■ **Work to complete**
Print the full listing exactly.

■ **Saved entries**

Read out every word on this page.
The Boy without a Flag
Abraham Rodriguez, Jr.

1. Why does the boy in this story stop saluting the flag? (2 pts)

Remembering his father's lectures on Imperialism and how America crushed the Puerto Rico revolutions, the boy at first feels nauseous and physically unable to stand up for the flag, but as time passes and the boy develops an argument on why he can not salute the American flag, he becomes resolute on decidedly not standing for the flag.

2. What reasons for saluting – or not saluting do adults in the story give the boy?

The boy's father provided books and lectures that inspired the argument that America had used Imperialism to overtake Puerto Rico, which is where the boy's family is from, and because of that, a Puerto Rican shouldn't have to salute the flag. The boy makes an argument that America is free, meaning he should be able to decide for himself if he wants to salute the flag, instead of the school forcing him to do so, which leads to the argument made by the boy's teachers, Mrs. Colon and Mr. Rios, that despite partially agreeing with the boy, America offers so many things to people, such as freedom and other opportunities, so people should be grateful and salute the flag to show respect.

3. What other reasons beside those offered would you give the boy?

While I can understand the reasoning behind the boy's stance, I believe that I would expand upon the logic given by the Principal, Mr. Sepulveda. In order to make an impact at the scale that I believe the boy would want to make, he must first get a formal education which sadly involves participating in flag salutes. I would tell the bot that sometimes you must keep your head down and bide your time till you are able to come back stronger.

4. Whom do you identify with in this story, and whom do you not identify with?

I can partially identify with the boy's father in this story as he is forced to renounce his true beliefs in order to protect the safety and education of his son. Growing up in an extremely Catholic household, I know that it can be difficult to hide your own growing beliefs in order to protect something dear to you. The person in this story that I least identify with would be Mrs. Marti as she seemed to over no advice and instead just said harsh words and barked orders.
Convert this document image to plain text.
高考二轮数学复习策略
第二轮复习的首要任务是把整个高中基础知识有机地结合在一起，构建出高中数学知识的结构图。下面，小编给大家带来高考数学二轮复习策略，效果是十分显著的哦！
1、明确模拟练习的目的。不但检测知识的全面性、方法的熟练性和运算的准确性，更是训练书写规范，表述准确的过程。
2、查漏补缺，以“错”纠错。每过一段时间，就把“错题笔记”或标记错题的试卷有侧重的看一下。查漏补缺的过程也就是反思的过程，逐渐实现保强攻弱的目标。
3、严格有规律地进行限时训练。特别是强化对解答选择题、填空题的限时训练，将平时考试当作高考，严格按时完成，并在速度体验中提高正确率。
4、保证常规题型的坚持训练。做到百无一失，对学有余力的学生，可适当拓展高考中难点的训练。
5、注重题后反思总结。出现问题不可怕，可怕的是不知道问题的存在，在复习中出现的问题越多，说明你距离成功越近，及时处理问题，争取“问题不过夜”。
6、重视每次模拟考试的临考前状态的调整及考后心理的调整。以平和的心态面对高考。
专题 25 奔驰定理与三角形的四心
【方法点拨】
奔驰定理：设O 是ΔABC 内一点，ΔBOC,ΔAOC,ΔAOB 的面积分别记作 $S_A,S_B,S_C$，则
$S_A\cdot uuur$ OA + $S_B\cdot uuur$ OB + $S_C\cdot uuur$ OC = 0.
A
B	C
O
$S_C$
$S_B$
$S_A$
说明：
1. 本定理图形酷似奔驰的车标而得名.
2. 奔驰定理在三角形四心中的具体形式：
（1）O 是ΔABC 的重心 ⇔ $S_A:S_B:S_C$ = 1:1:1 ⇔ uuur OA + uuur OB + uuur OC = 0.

■ **Task result**
Read out every word on this page.
The Boy without a Flag
Abraham Rodriguez, Jr.

1. Why does the boy in this story stop saluting the flag? (2 pts)

Remembering his father's lectures on Imperialism and how America crushed the Puerto Rico revolutions, the boy at first feels nauseous and physically unable to stand up for the flag, but as time passes and the boy develops an argument on why he can not salute the American flag, he becomes resolute on decidedly not standing for the flag.

2. What reasons for saluting – or not saluting do adults in the story give the boy?

The boy's father provided books and lectures that inspired the argument that America had used Imperialism to overtake Puerto Rico, which is where the boy's family is from, and because of that, a Puerto Rican shouldn't have to salute the flag. The boy makes an argument that America is free, meaning he should be able to decide for himself if he wants to salute the flag, instead of the school forcing him to do so, which leads to the argument made by the boy's teachers, Mrs. Colon and Mr. Rios, that despite partially agreeing with the boy, America offers so many things to people, such as freedom and other opportunities, so people should be grateful and salute the flag to show respect.

3. What other reasons beside those offered would you give the boy?

While I can understand the reasoning behind the boy's stance, I believe that I would expand upon the logic given by the Principal, Mr. Sepulveda. In order to make an impact at the scale that I believe the boy would want to make, he must first get a formal education which sadly involves participating in flag salutes. I would tell the bot that sometimes you must keep your head down and bide your time till you are able to come back stronger.

4. Whom do you identify with in this story, and whom do you not identify with?

I can partially identify with the boy's father in this story as he is forced to renounce his true beliefs in order to protect the safety and education of his son. Growing up in an extremely Catholic household, I know that it can be difficult to hide your own growing beliefs in order to protect something dear to you. The person in this story that I least identify with would be Mrs. Marti as she seemed to over no advice and instead just said harsh words and barked orders.
Convert this document image to plain text.
高考二轮数学复习策略
第二轮复习的首要任务是把整个高中基础知识有机地结合在一起，构建出高中数学知识的结构图。下面，小编给大家带来高考数学二轮复习策略，效果是十分显著的哦！
1、明确模拟练习的目的。不但检测知识的全面性、方法的熟练性和运算的准确性，更是训练书写规范，表述准确的过程。
2、查漏补缺，以“错”纠错。每过一段时间，就把“错题笔记”或标记错题的试卷有侧重的看一下。查漏补缺的过程也就是反思的过程，逐渐实现保强攻弱的目标。
3、严格有规律地进行限时训练。特别是强化对解答选择题、填空题的限时训练，将平时考试当作高考，严格按时完成，并在速度体验中提高正确率。
4、保证常规题型的坚持训练。做到百无一失，对学有余力的学生，可适当拓展高考中难点的训练。
5、注重题后反思总结。出现问题不可怕，可怕的是不知道问题的存在，在复习中出现的问题越多，说明你距离成功越近，及时处理问题，争取“问题不过夜”。
6、重视每次模拟考试的临考前状态的调整及考后心理的调整。以平和的心态面对高考。
专题 25 奔驰定理与三角形的四心
【方法点拨】
奔驰定理：设O 是ΔABC 内一点，ΔBOC,ΔAOC,ΔAOB 的面积分别记作 $S_A,S_B,S_C$，则
$S_A\cdot uuur$ OA + $S_B\cdot uuur$ OB + $S_C\cdot uuur$ OC = 0.
A
B	C
O
$S_C$
$S_B$
$S_A$
说明：
1. 本定理图形酷似奔驰的车标而得名.
2. 奔驰定理在三角形四心中的具体形式：
（1）O 是ΔABC 的重心 ⇔ $S_A:S_B:S_C$ = 1:1:1 ⇔ uuur OA + uuur OB + uuur OC = 0.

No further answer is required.